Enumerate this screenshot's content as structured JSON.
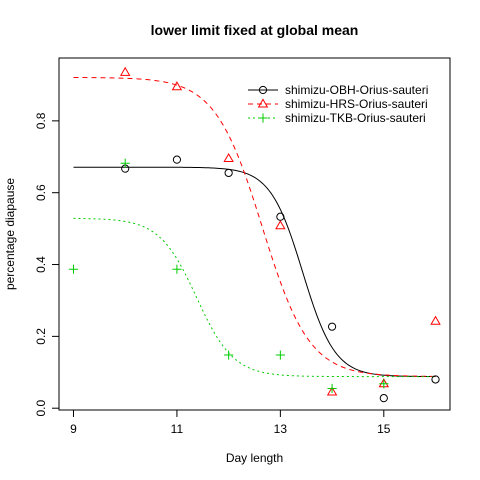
{
  "chart_data": {
    "type": "scatter",
    "title": "lower limit fixed at global mean",
    "xlabel": "Day length",
    "ylabel": "percentage diapause",
    "xlim": [
      8.72,
      16.28
    ],
    "ylim": [
      -0.005,
      0.975
    ],
    "x_ticks": [
      9,
      11,
      13,
      15
    ],
    "y_ticks": [
      0.0,
      0.2,
      0.4,
      0.6,
      0.8
    ],
    "x_tick_labels": [
      "9",
      "11",
      "13",
      "15"
    ],
    "y_tick_labels": [
      "0.0",
      "0.2",
      "0.4",
      "0.6",
      "0.8"
    ],
    "grid": false,
    "legend_position": "top-right",
    "lower_limit": 0.088,
    "series": [
      {
        "name": "shimizu-OBH-Orius-sauteri",
        "color": "#000000",
        "marker": "circle",
        "line_style": "solid",
        "x": [
          10,
          11,
          12,
          13,
          14,
          15,
          16
        ],
        "y": [
          0.667,
          0.692,
          0.655,
          0.533,
          0.227,
          0.028,
          0.08
        ],
        "fit": {
          "upper": 0.671,
          "midpoint": 13.43,
          "slope": 3.2
        }
      },
      {
        "name": "shimizu-HRS-Orius-sauteri",
        "color": "#ff0000",
        "marker": "triangle",
        "line_style": "dashed",
        "x": [
          10,
          11,
          12,
          13,
          14,
          15,
          16
        ],
        "y": [
          0.935,
          0.895,
          0.695,
          0.508,
          0.045,
          0.068,
          0.242
        ],
        "fit": {
          "upper": 0.921,
          "midpoint": 12.65,
          "slope": 2.2
        }
      },
      {
        "name": "shimizu-TKB-Orius-sauteri",
        "color": "#00cc00",
        "marker": "plus",
        "line_style": "dotted",
        "x": [
          9,
          10,
          11,
          12,
          13,
          14,
          15
        ],
        "y": [
          0.387,
          0.682,
          0.387,
          0.148,
          0.148,
          0.055,
          0.068
        ],
        "fit": {
          "upper": 0.529,
          "midpoint": 11.38,
          "slope": 2.8
        }
      }
    ]
  }
}
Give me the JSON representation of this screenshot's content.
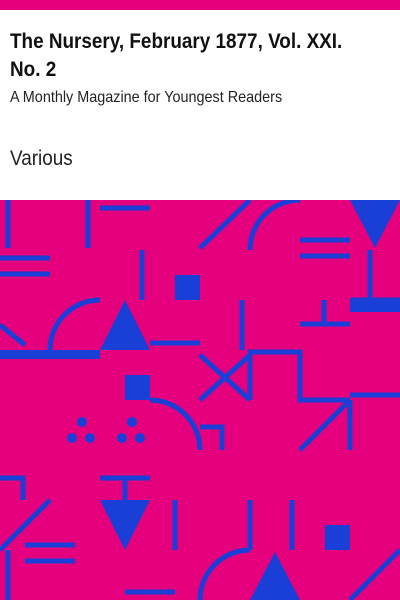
{
  "cover": {
    "title": "The Nursery, February 1877, Vol. XXI. No. 2",
    "subtitle": "A Monthly Magazine for Youngest Readers",
    "author": "Various"
  },
  "colors": {
    "accent": "#e5007d",
    "pattern_shapes": "#1a3fd6",
    "background": "#ffffff"
  }
}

__Objective__.
Give the entries again word for word, but skip the pictures.

__Written response__.
Enumerate this screenshot's content as structured JSON.
{
  "chart_data": {
    "type": "scatter",
    "title": "lower limit fixed at global mean",
    "xlabel": "Day length",
    "ylabel": "percentage diapause",
    "xlim": [
      8.72,
      16.28
    ],
    "ylim": [
      -0.005,
      0.975
    ],
    "x_ticks": [
      9,
      11,
      13,
      15
    ],
    "y_ticks": [
      0.0,
      0.2,
      0.4,
      0.6,
      0.8
    ],
    "x_tick_labels": [
      "9",
      "11",
      "13",
      "15"
    ],
    "y_tick_labels": [
      "0.0",
      "0.2",
      "0.4",
      "0.6",
      "0.8"
    ],
    "grid": false,
    "legend_position": "top-right",
    "lower_limit": 0.088,
    "series": [
      {
        "name": "shimizu-OBH-Orius-sauteri",
        "color": "#000000",
        "marker": "circle",
        "line_style": "solid",
        "x": [
          10,
          11,
          12,
          13,
          14,
          15,
          16
        ],
        "y": [
          0.667,
          0.692,
          0.655,
          0.533,
          0.227,
          0.028,
          0.08
        ],
        "fit": {
          "upper": 0.671,
          "midpoint": 13.43,
          "slope": 3.2
        }
      },
      {
        "name": "shimizu-HRS-Orius-sauteri",
        "color": "#ff0000",
        "marker": "triangle",
        "line_style": "dashed",
        "x": [
          10,
          11,
          12,
          13,
          14,
          15,
          16
        ],
        "y": [
          0.935,
          0.895,
          0.695,
          0.508,
          0.045,
          0.068,
          0.242
        ],
        "fit": {
          "upper": 0.921,
          "midpoint": 12.65,
          "slope": 2.2
        }
      },
      {
        "name": "shimizu-TKB-Orius-sauteri",
        "color": "#00cc00",
        "marker": "plus",
        "line_style": "dotted",
        "x": [
          9,
          10,
          11,
          12,
          13,
          14,
          15
        ],
        "y": [
          0.387,
          0.682,
          0.387,
          0.148,
          0.148,
          0.055,
          0.068
        ],
        "fit": {
          "upper": 0.529,
          "midpoint": 11.38,
          "slope": 2.8
        }
      }
    ]
  }
}
Give me the JSON representation of this screenshot's content.
{
  "cover": {
    "title": "The Nursery, February 1877, Vol. XXI. No. 2",
    "subtitle": "A Monthly Magazine for Youngest Readers",
    "author": "Various"
  },
  "colors": {
    "accent": "#e5007d",
    "pattern_shapes": "#1a3fd6",
    "background": "#ffffff"
  }
}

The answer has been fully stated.